[Input data]:
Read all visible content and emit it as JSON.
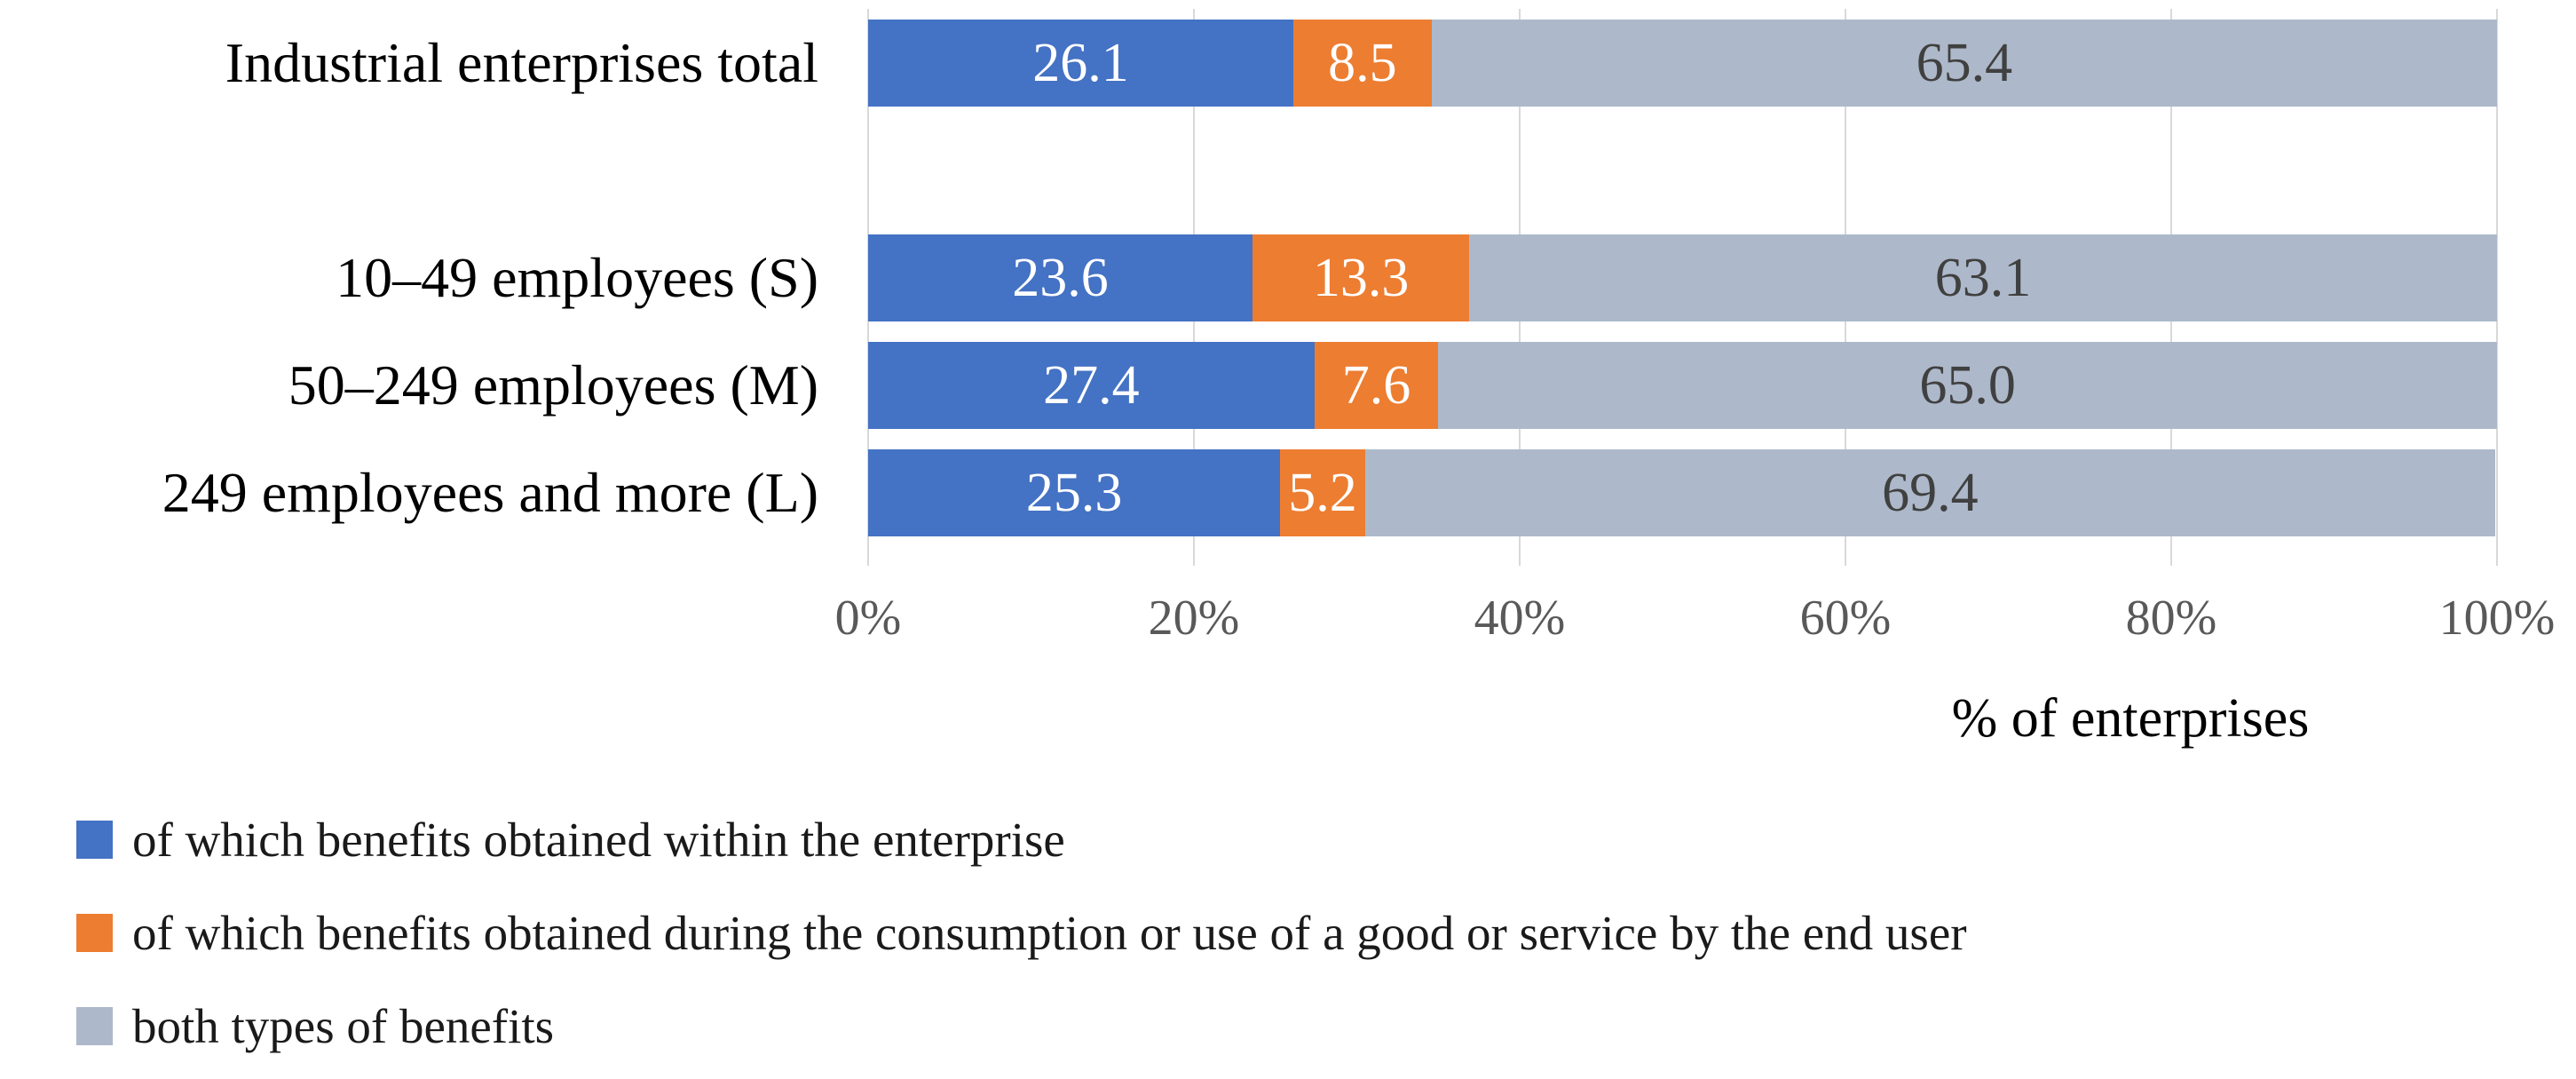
{
  "chart_data": {
    "type": "bar",
    "orientation": "horizontal",
    "stacked": true,
    "title": "",
    "xlabel": "% of enterprises",
    "ylabel": "",
    "xlim": [
      0,
      100
    ],
    "x_tick_values": [
      0,
      20,
      40,
      60,
      80,
      100
    ],
    "x_tick_labels": [
      "0%",
      "20%",
      "40%",
      "60%",
      "80%",
      "100%"
    ],
    "grid": true,
    "legend_position": "bottom-left",
    "value_format": "one_decimal",
    "categories": [
      "Industrial enterprises total",
      "",
      "10–49 employees (S)",
      "50–249 employees (M)",
      "249 employees and more (L)"
    ],
    "series": [
      {
        "name": "of which benefits obtained within the enterprise",
        "color": "#4472C4",
        "label_color": "#FFFFFF",
        "values": [
          26.1,
          null,
          23.6,
          27.4,
          25.3
        ]
      },
      {
        "name": "of which benefits obtained during the consumption or use of a good or service by the end user",
        "color": "#ED7D31",
        "label_color": "#FFFFFF",
        "values": [
          8.5,
          null,
          13.3,
          7.6,
          5.2
        ]
      },
      {
        "name": "both types of benefits",
        "color": "#ADB9CA",
        "label_color": "#404040",
        "values": [
          65.4,
          null,
          63.1,
          65.0,
          69.4
        ]
      }
    ]
  },
  "colors": {
    "grid_line": "#D9D9D9",
    "tick_label": "#595959",
    "category_label": "#000000",
    "axis_title": "#000000",
    "legend_text": "#1A1A1A",
    "background": "#FFFFFF"
  }
}
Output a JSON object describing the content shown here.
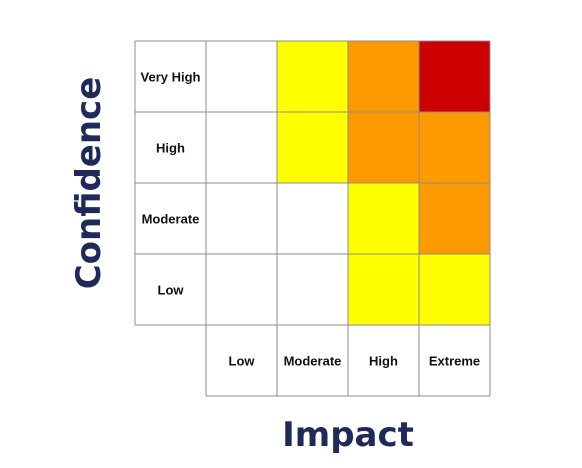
{
  "chart_data": {
    "type": "heatmap",
    "title": "",
    "xlabel": "Impact",
    "ylabel": "Confidence",
    "x_categories": [
      "Low",
      "Moderate",
      "High",
      "Extreme"
    ],
    "y_categories": [
      "Very High",
      "High",
      "Moderate",
      "Low"
    ],
    "cells": [
      [
        "white",
        "yellow",
        "orange",
        "red"
      ],
      [
        "white",
        "yellow",
        "orange",
        "orange"
      ],
      [
        "white",
        "white",
        "yellow",
        "orange"
      ],
      [
        "white",
        "white",
        "yellow",
        "yellow"
      ]
    ],
    "colors": {
      "white": "#ffffff",
      "yellow": "#ffff00",
      "orange": "#ff9900",
      "red": "#cc0000",
      "grid": "#8c8c8c",
      "axis_title": "#1f2a5a"
    },
    "grid": true
  }
}
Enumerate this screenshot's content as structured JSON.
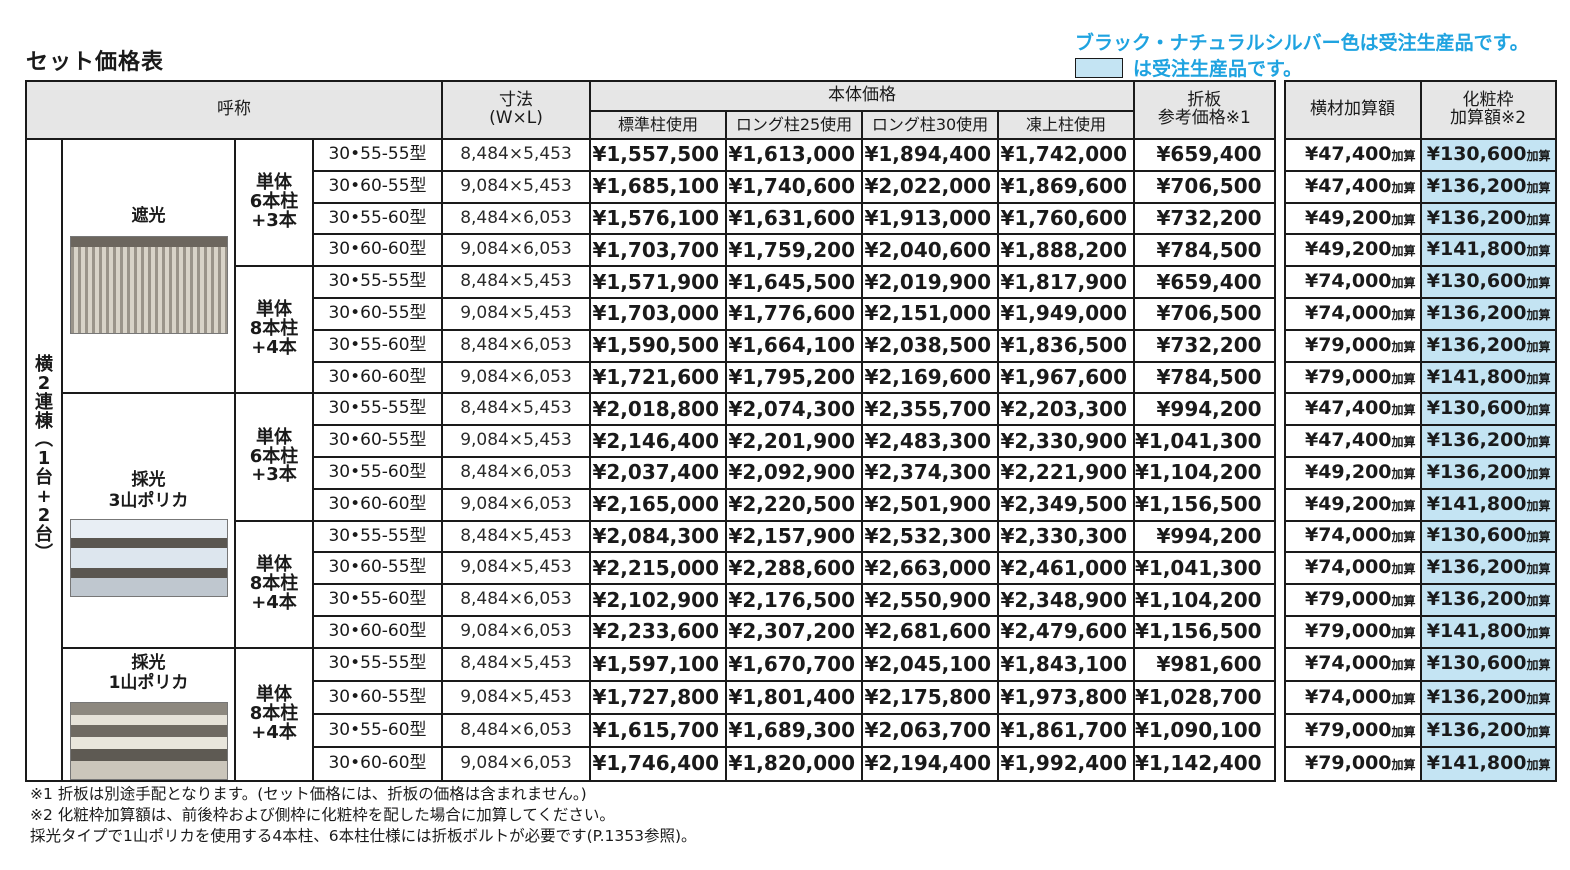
{
  "title": "セット価格表",
  "notice": "ブラック・ナチュラルシルバー色は受注生産品です。",
  "legend_text": "は受注生産品です。",
  "headers": {
    "name": "呼称",
    "dim_line1": "寸法",
    "dim_line2": "(W×L)",
    "body_price": "本体価格",
    "std": "標準柱使用",
    "long25": "ロング柱25使用",
    "long30": "ロング柱30使用",
    "frost": "凍上柱使用",
    "fold_line1": "折板",
    "fold_line2": "参考価格※1",
    "beam": "横材加算額",
    "makeup_line1": "化粧枠",
    "makeup_line2": "加算額※2"
  },
  "vertical_label": [
    "横",
    "2",
    "連",
    "棟",
    "︵",
    "1",
    "台",
    "+",
    "2",
    "台",
    "︶"
  ],
  "types": {
    "shade": "遮光",
    "light3_line1": "採光",
    "light3_line2": "3山ポリカ",
    "light1_line1": "採光",
    "light1_line2": "1山ポリカ"
  },
  "sets": {
    "s6_line1": "単体",
    "s6_line2": "6本柱",
    "s6_line3": "+3本",
    "s8_line1": "単体",
    "s8_line2": "8本柱",
    "s8_line3": "+4本"
  },
  "addon_suffix": "加算",
  "rows": [
    {
      "model": "30•55-55型",
      "dim": "8,484×5,453",
      "std": "¥1,557,500",
      "l25": "¥1,613,000",
      "l30": "¥1,894,400",
      "frost": "¥1,742,000",
      "fold": "¥659,400",
      "beam": "¥47,400",
      "makeup": "¥130,600"
    },
    {
      "model": "30•60-55型",
      "dim": "9,084×5,453",
      "std": "¥1,685,100",
      "l25": "¥1,740,600",
      "l30": "¥2,022,000",
      "frost": "¥1,869,600",
      "fold": "¥706,500",
      "beam": "¥47,400",
      "makeup": "¥136,200"
    },
    {
      "model": "30•55-60型",
      "dim": "8,484×6,053",
      "std": "¥1,576,100",
      "l25": "¥1,631,600",
      "l30": "¥1,913,000",
      "frost": "¥1,760,600",
      "fold": "¥732,200",
      "beam": "¥49,200",
      "makeup": "¥136,200"
    },
    {
      "model": "30•60-60型",
      "dim": "9,084×6,053",
      "std": "¥1,703,700",
      "l25": "¥1,759,200",
      "l30": "¥2,040,600",
      "frost": "¥1,888,200",
      "fold": "¥784,500",
      "beam": "¥49,200",
      "makeup": "¥141,800"
    },
    {
      "model": "30•55-55型",
      "dim": "8,484×5,453",
      "std": "¥1,571,900",
      "l25": "¥1,645,500",
      "l30": "¥2,019,900",
      "frost": "¥1,817,900",
      "fold": "¥659,400",
      "beam": "¥74,000",
      "makeup": "¥130,600"
    },
    {
      "model": "30•60-55型",
      "dim": "9,084×5,453",
      "std": "¥1,703,000",
      "l25": "¥1,776,600",
      "l30": "¥2,151,000",
      "frost": "¥1,949,000",
      "fold": "¥706,500",
      "beam": "¥74,000",
      "makeup": "¥136,200"
    },
    {
      "model": "30•55-60型",
      "dim": "8,484×6,053",
      "std": "¥1,590,500",
      "l25": "¥1,664,100",
      "l30": "¥2,038,500",
      "frost": "¥1,836,500",
      "fold": "¥732,200",
      "beam": "¥79,000",
      "makeup": "¥136,200"
    },
    {
      "model": "30•60-60型",
      "dim": "9,084×6,053",
      "std": "¥1,721,600",
      "l25": "¥1,795,200",
      "l30": "¥2,169,600",
      "frost": "¥1,967,600",
      "fold": "¥784,500",
      "beam": "¥79,000",
      "makeup": "¥141,800"
    },
    {
      "model": "30•55-55型",
      "dim": "8,484×5,453",
      "std": "¥2,018,800",
      "l25": "¥2,074,300",
      "l30": "¥2,355,700",
      "frost": "¥2,203,300",
      "fold": "¥994,200",
      "beam": "¥47,400",
      "makeup": "¥130,600"
    },
    {
      "model": "30•60-55型",
      "dim": "9,084×5,453",
      "std": "¥2,146,400",
      "l25": "¥2,201,900",
      "l30": "¥2,483,300",
      "frost": "¥2,330,900",
      "fold": "¥1,041,300",
      "beam": "¥47,400",
      "makeup": "¥136,200"
    },
    {
      "model": "30•55-60型",
      "dim": "8,484×6,053",
      "std": "¥2,037,400",
      "l25": "¥2,092,900",
      "l30": "¥2,374,300",
      "frost": "¥2,221,900",
      "fold": "¥1,104,200",
      "beam": "¥49,200",
      "makeup": "¥136,200"
    },
    {
      "model": "30•60-60型",
      "dim": "9,084×6,053",
      "std": "¥2,165,000",
      "l25": "¥2,220,500",
      "l30": "¥2,501,900",
      "frost": "¥2,349,500",
      "fold": "¥1,156,500",
      "beam": "¥49,200",
      "makeup": "¥141,800"
    },
    {
      "model": "30•55-55型",
      "dim": "8,484×5,453",
      "std": "¥2,084,300",
      "l25": "¥2,157,900",
      "l30": "¥2,532,300",
      "frost": "¥2,330,300",
      "fold": "¥994,200",
      "beam": "¥74,000",
      "makeup": "¥130,600"
    },
    {
      "model": "30•60-55型",
      "dim": "9,084×5,453",
      "std": "¥2,215,000",
      "l25": "¥2,288,600",
      "l30": "¥2,663,000",
      "frost": "¥2,461,000",
      "fold": "¥1,041,300",
      "beam": "¥74,000",
      "makeup": "¥136,200"
    },
    {
      "model": "30•55-60型",
      "dim": "8,484×6,053",
      "std": "¥2,102,900",
      "l25": "¥2,176,500",
      "l30": "¥2,550,900",
      "frost": "¥2,348,900",
      "fold": "¥1,104,200",
      "beam": "¥79,000",
      "makeup": "¥136,200"
    },
    {
      "model": "30•60-60型",
      "dim": "9,084×6,053",
      "std": "¥2,233,600",
      "l25": "¥2,307,200",
      "l30": "¥2,681,600",
      "frost": "¥2,479,600",
      "fold": "¥1,156,500",
      "beam": "¥79,000",
      "makeup": "¥141,800"
    },
    {
      "model": "30•55-55型",
      "dim": "8,484×5,453",
      "std": "¥1,597,100",
      "l25": "¥1,670,700",
      "l30": "¥2,045,100",
      "frost": "¥1,843,100",
      "fold": "¥981,600",
      "beam": "¥74,000",
      "makeup": "¥130,600"
    },
    {
      "model": "30•60-55型",
      "dim": "9,084×5,453",
      "std": "¥1,727,800",
      "l25": "¥1,801,400",
      "l30": "¥2,175,800",
      "frost": "¥1,973,800",
      "fold": "¥1,028,700",
      "beam": "¥74,000",
      "makeup": "¥136,200"
    },
    {
      "model": "30•55-60型",
      "dim": "8,484×6,053",
      "std": "¥1,615,700",
      "l25": "¥1,689,300",
      "l30": "¥2,063,700",
      "frost": "¥1,861,700",
      "fold": "¥1,090,100",
      "beam": "¥79,000",
      "makeup": "¥136,200"
    },
    {
      "model": "30•60-60型",
      "dim": "9,084×6,053",
      "std": "¥1,746,400",
      "l25": "¥1,820,000",
      "l30": "¥2,194,400",
      "frost": "¥1,992,400",
      "fold": "¥1,142,400",
      "beam": "¥79,000",
      "makeup": "¥141,800"
    }
  ],
  "footnotes": [
    "※1 折板は別途手配となります。(セット価格には、折板の価格は含まれません。)",
    "※2 化粧枠加算額は、前後枠および側枠に化粧枠を配した場合に加算してください。",
    "採光タイプで1山ポリカを使用する4本柱、6本柱仕様には折板ボルトが必要です(P.1353参照)。"
  ],
  "colors": {
    "accent_blue_text": "#1fa3e0",
    "made_to_order_fill": "#c4e4f3",
    "header_gray": "#e6e6e6"
  }
}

[Exercise description]: Search the entries for the word "which" and gather every line where it appears.

[Expected answer]:
        "name": "of which benefits obtained within the enterprise",
        "name": "of which benefits obtained during the consumption or use of a good or service by the end user",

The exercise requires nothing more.